TASK TO CARRY OUT. For each line below that contains the string "clave", copy that line.

LISTING.
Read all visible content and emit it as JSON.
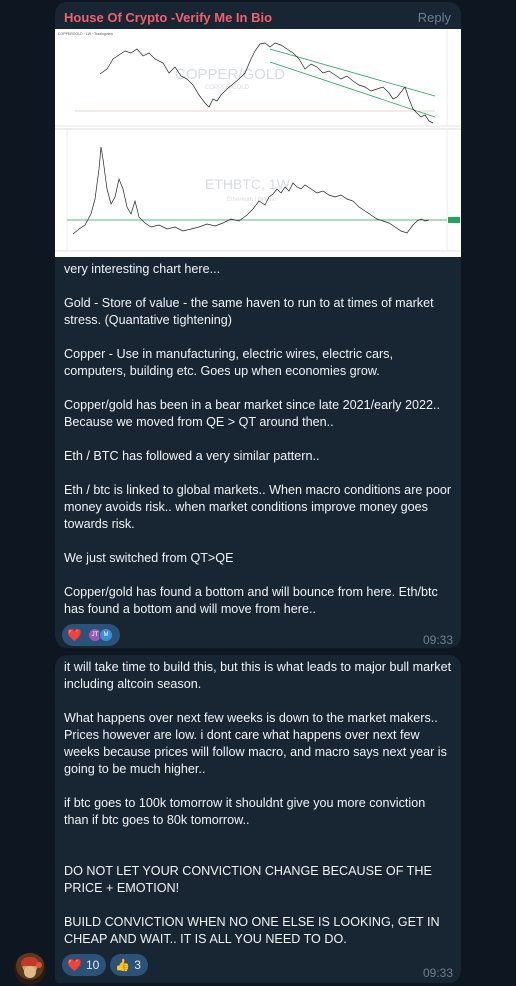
{
  "message1": {
    "sender": "House Of Crypto -Verify Me In Bio",
    "reply_label": "Reply",
    "chart_top": {
      "symbol_line": "COPPERGOLD · 1W · Tradingview",
      "watermark": "COPPER/GOLD",
      "sub_watermark": "COPPER/GOLD"
    },
    "chart_bottom": {
      "watermark": "ETHBTC, 1W",
      "sub_watermark": "Ethereum / Bitcoin"
    },
    "text": "very interesting chart here...\n\nGold - Store of value - the same haven to run to at times of market stress. (Quantative tightening)\n\nCopper - Use in manufacturing, electric wires, electric cars, computers, building etc. Goes up when economies grow.\n\nCopper/gold has been in a bear market since late 2021/early 2022.. Because we moved from QE > QT around then..\n\nEth / BTC has followed a very similar pattern..\n\nEth / btc is linked to global markets.. When macro conditions are poor money avoids risk.. when market conditions improve money goes towards risk.\n\nWe just switched from QT>QE\n\nCopper/gold has found a bottom and will bounce from here. Eth/btc has found a bottom and will move from here..",
    "reaction_emoji": "❤️",
    "reactor_initials": [
      "JT",
      "M"
    ],
    "reactor_colors": [
      "#9b59b6",
      "#3a8fd6"
    ],
    "time": "09:33"
  },
  "message2": {
    "text": "it will take time to build this, but this is what leads to major bull market including altcoin season.\n\nWhat happens over next few weeks is down to the market makers.. Prices however are low. i dont care what happens over next few weeks because prices will follow macro, and macro says next year is going to be much higher..\n\nif btc goes to 100k tomorrow it shouldnt give you more conviction than if btc goes to 80k tomorrow..\n\n\nDO NOT LET YOUR CONVICTION CHANGE BECAUSE OF THE PRICE + EMOTION!\n\nBUILD CONVICTION WHEN NO ONE ELSE IS LOOKING, GET IN CHEAP AND WAIT.. IT IS ALL YOU NEED TO DO.",
    "reactions": [
      {
        "emoji": "❤️",
        "count": "10"
      },
      {
        "emoji": "👍",
        "count": "3"
      }
    ],
    "time": "09:33"
  },
  "colors": {
    "bg": "#0e1621",
    "bubble": "#182533",
    "sender": "#f0616d",
    "chip": "#2b5278",
    "trend": "#22a35a"
  }
}
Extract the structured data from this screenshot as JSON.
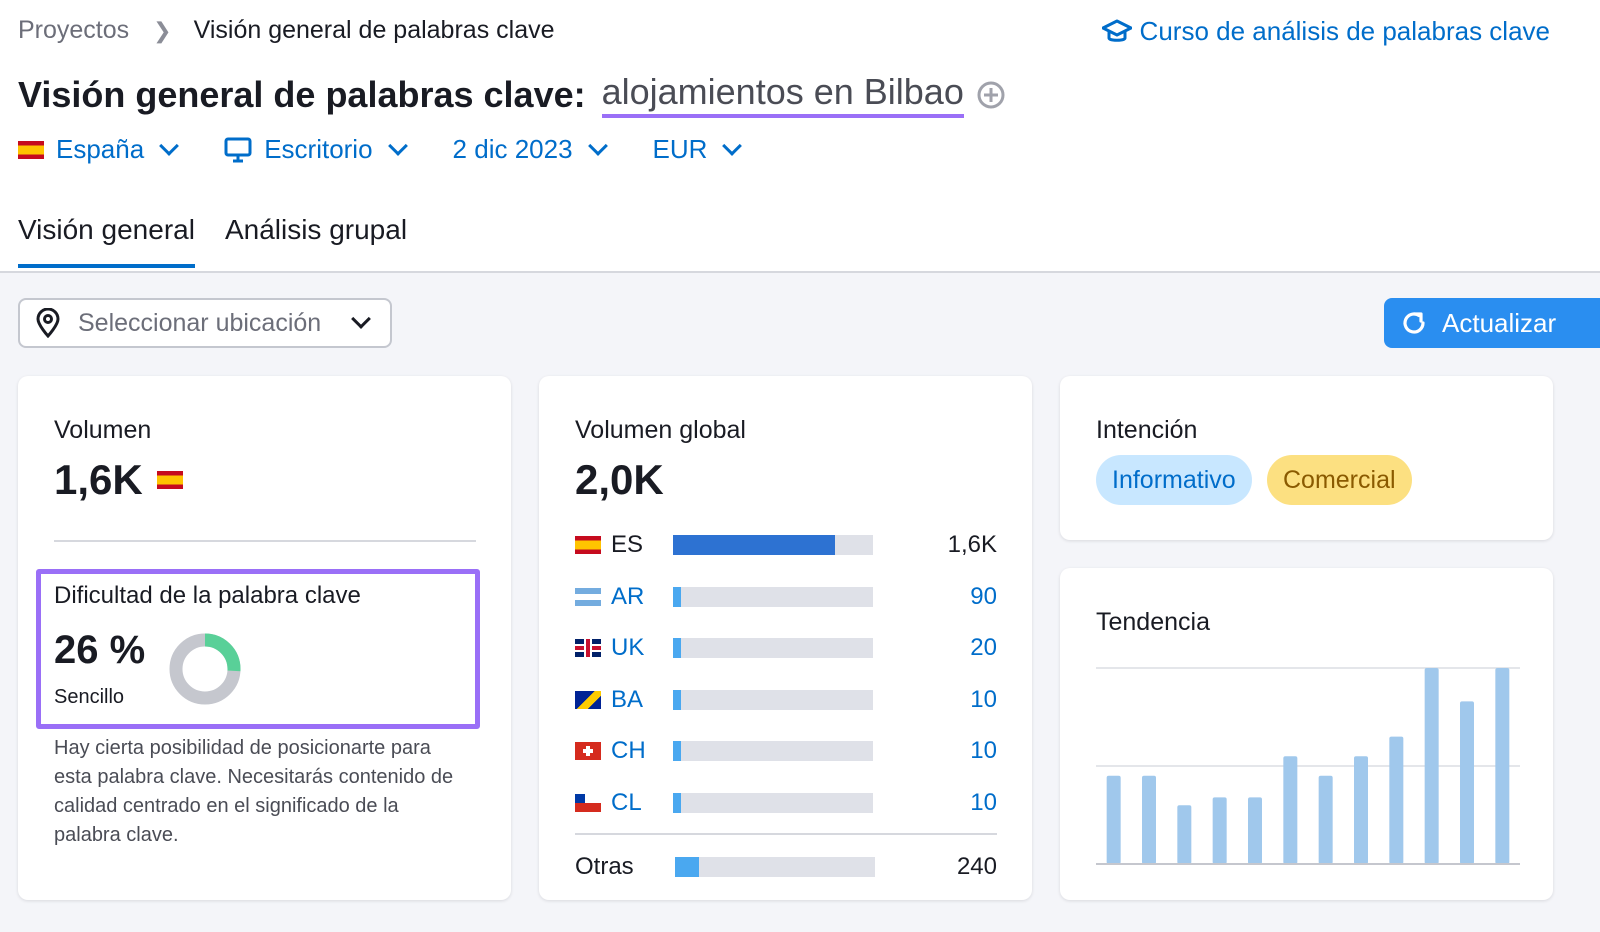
{
  "breadcrumb": {
    "root": "Proyectos",
    "current": "Visión general de palabras clave"
  },
  "course_link": "Curso de análisis de palabras clave",
  "title": {
    "prefix": "Visión general de palabras clave:",
    "keyword": "alojamientos en Bilbao"
  },
  "filters": {
    "country": "España",
    "device": "Escritorio",
    "date": "2 dic 2023",
    "currency": "EUR"
  },
  "tabs": [
    {
      "label": "Visión general",
      "active": true
    },
    {
      "label": "Análisis grupal",
      "active": false
    }
  ],
  "location_select": {
    "placeholder": "Seleccionar ubicación"
  },
  "refresh_button": "Actualizar",
  "volume_card": {
    "label": "Volumen",
    "value": "1,6K",
    "kd_label": "Dificultad de la palabra clave",
    "kd_value": "26 %",
    "kd_percent": 26,
    "kd_level": "Sencillo",
    "kd_description": "Hay cierta posibilidad de posicionarte para esta palabra clave. Necesitarás contenido de calidad centrado en el significado de la palabra clave."
  },
  "global_card": {
    "label": "Volumen global",
    "value": "2,0K",
    "countries": [
      {
        "code": "ES",
        "value": "1,6K",
        "share": 0.81,
        "flag": "flag-es"
      },
      {
        "code": "AR",
        "value": "90",
        "share": 0.04,
        "flag": "flag-ar"
      },
      {
        "code": "UK",
        "value": "20",
        "share": 0.02,
        "flag": "flag-uk"
      },
      {
        "code": "BA",
        "value": "10",
        "share": 0.02,
        "flag": "flag-ba"
      },
      {
        "code": "CH",
        "value": "10",
        "share": 0.02,
        "flag": "flag-ch"
      },
      {
        "code": "CL",
        "value": "10",
        "share": 0.02,
        "flag": "flag-cl"
      }
    ],
    "others": {
      "label": "Otras",
      "value": "240",
      "share": 0.12
    }
  },
  "intent_card": {
    "label": "Intención",
    "badges": [
      "Informativo",
      "Comercial"
    ]
  },
  "trend_card": {
    "label": "Tendencia"
  },
  "colors": {
    "accent": "#006dca",
    "button": "#2a8ef0",
    "highlight": "#9a6ff7",
    "bar_es": "#2d72d2",
    "bar_other": "#4aa8f0",
    "trend_bar": "#a0c8ec",
    "kd_green": "#59d098",
    "kd_gray": "#c5c7ce",
    "informativo_bg": "#c8e7ff",
    "comercial_bg": "#fce081"
  },
  "chart_data": {
    "type": "bar",
    "title": "Tendencia",
    "categories": [
      "1",
      "2",
      "3",
      "4",
      "5",
      "6",
      "7",
      "8",
      "9",
      "10",
      "11",
      "12"
    ],
    "values": [
      0.45,
      0.45,
      0.3,
      0.34,
      0.34,
      0.55,
      0.45,
      0.55,
      0.65,
      1.0,
      0.83,
      1.0
    ],
    "ylim": [
      0,
      1
    ],
    "grid": true,
    "xlabel": "",
    "ylabel": ""
  }
}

ANSWER TO THE EXERCISE.
    "current": "Visión general de palabras clave"
  "course_link": "Curso de análisis de palabras clave",
    "prefix": "Visión general de palabras clave:",
    "kd_label": "Dificultad de la palabra clave",
    "kd_description": "Hay cierta posibilidad de posicionarte para esta palabra clave. Necesitarás contenido de calidad centrado en el significado de la palabra clave."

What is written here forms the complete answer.